### Page element annotations
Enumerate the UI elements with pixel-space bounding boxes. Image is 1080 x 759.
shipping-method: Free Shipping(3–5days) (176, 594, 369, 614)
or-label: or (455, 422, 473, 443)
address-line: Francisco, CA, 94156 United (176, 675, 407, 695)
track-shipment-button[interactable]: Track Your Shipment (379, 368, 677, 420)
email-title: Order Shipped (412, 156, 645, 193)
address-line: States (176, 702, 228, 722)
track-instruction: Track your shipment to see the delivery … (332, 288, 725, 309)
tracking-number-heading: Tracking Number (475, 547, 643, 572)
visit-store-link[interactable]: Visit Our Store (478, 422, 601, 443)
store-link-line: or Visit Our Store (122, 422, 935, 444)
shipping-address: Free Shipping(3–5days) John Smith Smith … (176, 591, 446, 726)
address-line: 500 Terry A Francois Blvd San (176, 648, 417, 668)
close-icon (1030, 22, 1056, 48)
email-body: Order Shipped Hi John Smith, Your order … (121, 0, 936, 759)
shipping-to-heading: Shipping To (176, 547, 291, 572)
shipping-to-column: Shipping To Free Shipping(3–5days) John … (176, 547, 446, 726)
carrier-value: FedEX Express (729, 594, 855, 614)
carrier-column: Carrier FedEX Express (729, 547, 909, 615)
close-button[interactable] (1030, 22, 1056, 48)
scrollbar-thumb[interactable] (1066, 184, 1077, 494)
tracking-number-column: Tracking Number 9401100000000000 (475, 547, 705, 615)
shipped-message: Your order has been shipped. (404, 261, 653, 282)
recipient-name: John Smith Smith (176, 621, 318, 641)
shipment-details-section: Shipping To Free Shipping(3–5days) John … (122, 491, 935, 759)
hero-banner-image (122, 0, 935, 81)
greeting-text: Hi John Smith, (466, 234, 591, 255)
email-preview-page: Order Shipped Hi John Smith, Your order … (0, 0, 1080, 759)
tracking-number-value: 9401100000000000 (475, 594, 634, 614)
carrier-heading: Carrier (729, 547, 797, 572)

### Set problem
Return every line of the records above that contains the word "email".

### Exercise solution
email-title: Order Shipped (412, 156, 645, 193)
email-body: Order Shipped Hi John Smith, Your order … (121, 0, 936, 759)
email-preview-page: Order Shipped Hi John Smith, Your order … (0, 0, 1080, 759)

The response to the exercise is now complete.